Data for this task.
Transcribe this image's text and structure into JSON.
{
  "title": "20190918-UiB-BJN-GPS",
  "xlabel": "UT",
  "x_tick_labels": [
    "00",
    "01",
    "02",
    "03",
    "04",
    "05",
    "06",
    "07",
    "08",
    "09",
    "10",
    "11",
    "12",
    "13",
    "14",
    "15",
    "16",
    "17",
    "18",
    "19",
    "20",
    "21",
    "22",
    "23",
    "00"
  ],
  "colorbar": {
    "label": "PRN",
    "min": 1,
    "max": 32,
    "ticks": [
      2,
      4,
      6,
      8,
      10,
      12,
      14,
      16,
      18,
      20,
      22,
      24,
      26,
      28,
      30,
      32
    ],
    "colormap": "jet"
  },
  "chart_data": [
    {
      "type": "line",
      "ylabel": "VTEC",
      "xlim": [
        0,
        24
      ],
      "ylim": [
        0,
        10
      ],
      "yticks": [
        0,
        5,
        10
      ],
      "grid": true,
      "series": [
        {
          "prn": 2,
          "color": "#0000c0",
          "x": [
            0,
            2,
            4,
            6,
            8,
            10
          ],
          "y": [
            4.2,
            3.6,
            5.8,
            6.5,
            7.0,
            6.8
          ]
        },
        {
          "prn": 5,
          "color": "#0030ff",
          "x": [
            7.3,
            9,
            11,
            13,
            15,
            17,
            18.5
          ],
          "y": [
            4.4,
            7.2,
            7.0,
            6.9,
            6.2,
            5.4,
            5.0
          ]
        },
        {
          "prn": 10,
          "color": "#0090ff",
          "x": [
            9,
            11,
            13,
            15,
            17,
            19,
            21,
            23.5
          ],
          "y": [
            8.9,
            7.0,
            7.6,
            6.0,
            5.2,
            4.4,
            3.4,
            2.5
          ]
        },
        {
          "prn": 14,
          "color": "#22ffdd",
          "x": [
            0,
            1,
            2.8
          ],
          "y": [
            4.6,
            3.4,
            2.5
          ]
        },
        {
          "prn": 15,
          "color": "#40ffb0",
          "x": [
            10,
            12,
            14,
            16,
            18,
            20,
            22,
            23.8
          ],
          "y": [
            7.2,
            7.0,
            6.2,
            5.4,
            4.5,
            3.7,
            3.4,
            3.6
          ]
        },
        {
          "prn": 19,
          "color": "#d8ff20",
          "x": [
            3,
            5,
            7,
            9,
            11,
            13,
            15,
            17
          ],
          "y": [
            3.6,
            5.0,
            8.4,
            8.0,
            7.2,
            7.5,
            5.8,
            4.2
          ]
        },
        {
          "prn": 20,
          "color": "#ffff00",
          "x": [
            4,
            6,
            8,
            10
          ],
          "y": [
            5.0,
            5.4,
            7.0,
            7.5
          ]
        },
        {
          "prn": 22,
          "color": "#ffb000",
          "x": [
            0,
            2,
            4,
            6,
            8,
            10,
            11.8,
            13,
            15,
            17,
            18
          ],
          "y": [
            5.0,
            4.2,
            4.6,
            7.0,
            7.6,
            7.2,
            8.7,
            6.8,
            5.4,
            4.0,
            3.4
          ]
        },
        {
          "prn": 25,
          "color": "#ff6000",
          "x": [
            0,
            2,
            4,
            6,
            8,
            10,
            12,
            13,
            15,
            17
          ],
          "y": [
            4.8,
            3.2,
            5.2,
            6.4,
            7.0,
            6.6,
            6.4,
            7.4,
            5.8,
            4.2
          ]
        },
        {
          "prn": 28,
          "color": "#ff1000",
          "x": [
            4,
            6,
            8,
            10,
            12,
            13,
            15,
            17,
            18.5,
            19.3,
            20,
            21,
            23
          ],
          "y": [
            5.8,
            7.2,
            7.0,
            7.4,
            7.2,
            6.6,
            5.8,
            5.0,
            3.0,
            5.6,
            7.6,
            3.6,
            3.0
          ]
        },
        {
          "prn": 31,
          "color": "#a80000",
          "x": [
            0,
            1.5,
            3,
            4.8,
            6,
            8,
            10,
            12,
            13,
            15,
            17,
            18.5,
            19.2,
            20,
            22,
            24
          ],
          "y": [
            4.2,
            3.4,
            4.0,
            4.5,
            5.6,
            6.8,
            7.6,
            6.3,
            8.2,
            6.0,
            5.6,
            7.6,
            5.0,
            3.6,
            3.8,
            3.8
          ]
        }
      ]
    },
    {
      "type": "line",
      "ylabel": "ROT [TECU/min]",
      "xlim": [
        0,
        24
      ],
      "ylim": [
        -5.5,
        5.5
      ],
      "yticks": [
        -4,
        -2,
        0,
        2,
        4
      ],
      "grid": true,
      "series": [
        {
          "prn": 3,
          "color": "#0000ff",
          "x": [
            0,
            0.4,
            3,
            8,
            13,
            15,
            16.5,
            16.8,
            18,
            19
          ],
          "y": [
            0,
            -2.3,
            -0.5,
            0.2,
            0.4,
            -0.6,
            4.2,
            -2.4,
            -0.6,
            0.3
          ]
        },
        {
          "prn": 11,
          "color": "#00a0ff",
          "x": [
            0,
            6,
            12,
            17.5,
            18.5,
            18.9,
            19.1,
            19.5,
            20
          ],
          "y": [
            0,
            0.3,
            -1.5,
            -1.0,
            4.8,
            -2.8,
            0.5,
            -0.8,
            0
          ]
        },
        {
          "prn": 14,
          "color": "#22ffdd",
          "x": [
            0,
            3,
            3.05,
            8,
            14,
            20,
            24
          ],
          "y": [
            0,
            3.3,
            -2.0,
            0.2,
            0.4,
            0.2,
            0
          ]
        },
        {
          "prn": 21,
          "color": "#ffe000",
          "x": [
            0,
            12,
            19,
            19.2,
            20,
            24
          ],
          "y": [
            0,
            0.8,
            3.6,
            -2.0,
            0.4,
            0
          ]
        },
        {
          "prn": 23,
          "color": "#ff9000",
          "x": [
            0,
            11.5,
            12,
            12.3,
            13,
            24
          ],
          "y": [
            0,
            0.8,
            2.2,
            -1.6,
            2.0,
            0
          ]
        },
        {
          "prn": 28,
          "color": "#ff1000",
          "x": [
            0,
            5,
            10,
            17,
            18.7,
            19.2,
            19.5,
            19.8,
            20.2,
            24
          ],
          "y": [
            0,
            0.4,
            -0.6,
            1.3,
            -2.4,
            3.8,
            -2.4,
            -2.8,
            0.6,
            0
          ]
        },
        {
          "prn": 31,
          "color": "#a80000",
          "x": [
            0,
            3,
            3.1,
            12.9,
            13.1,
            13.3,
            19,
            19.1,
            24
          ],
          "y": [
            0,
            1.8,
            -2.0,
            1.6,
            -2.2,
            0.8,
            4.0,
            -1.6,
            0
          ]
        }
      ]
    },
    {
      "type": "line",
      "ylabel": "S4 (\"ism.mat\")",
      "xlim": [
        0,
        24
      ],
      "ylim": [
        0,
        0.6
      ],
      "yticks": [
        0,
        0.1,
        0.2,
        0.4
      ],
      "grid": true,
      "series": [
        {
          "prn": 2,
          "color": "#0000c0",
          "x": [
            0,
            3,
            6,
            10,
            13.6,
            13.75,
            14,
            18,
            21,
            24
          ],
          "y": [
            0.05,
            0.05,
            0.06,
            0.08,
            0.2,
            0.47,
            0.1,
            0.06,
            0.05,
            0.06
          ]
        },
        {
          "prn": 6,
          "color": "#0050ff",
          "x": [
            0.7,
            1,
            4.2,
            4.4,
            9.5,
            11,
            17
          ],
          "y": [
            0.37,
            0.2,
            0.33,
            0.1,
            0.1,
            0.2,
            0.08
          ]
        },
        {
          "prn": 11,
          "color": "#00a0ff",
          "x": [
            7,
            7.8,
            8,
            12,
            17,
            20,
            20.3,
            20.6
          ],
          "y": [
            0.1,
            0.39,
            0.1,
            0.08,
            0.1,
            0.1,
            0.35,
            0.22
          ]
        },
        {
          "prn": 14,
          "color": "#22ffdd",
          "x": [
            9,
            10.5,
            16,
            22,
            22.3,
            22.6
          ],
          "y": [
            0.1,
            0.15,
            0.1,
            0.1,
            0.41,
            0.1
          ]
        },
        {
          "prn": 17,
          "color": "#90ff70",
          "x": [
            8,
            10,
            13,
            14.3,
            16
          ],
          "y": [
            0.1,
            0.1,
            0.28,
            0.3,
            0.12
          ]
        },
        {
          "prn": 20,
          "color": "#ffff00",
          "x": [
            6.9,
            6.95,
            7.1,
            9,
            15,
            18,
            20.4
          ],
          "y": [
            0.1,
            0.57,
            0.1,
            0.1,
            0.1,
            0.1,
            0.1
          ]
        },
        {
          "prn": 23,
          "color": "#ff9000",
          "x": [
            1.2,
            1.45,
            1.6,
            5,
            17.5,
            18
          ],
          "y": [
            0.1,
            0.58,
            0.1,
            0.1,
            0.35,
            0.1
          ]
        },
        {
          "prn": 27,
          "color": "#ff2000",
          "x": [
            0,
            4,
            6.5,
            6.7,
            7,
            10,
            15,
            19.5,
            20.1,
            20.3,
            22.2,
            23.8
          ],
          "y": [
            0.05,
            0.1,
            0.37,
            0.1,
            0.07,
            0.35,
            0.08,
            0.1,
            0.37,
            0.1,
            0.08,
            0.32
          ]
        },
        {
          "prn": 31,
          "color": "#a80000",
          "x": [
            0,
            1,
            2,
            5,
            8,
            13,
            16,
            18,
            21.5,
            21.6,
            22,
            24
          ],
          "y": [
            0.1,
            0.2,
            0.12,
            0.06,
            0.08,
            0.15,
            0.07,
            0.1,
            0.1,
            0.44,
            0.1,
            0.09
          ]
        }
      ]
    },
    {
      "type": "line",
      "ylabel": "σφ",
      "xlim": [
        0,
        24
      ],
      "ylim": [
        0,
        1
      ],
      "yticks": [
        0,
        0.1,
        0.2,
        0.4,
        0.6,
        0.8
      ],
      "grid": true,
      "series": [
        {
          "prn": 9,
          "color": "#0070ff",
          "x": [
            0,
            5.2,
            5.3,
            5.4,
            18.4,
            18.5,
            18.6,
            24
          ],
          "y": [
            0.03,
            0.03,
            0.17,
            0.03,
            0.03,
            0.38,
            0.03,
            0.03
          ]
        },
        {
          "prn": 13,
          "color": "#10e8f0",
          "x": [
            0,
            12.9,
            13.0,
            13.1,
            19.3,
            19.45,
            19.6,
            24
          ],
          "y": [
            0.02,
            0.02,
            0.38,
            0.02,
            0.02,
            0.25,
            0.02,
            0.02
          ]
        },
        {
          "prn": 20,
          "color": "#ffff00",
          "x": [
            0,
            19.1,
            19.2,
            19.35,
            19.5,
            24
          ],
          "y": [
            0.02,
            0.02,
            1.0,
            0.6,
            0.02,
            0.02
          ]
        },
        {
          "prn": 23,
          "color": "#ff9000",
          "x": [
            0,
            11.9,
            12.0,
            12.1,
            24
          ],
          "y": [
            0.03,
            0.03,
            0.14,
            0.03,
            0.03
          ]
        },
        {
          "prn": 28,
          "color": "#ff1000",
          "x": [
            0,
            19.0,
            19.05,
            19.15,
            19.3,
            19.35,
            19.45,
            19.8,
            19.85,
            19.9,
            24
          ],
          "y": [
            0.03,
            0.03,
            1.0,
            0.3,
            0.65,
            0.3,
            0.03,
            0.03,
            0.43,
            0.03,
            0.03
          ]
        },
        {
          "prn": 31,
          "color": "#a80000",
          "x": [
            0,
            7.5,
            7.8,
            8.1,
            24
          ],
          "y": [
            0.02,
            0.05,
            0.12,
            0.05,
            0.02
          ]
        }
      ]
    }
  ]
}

Set problem. From the listing above, report the number of lines containing the string "ylabel", without any accompanying remarks.

Complete answer. 4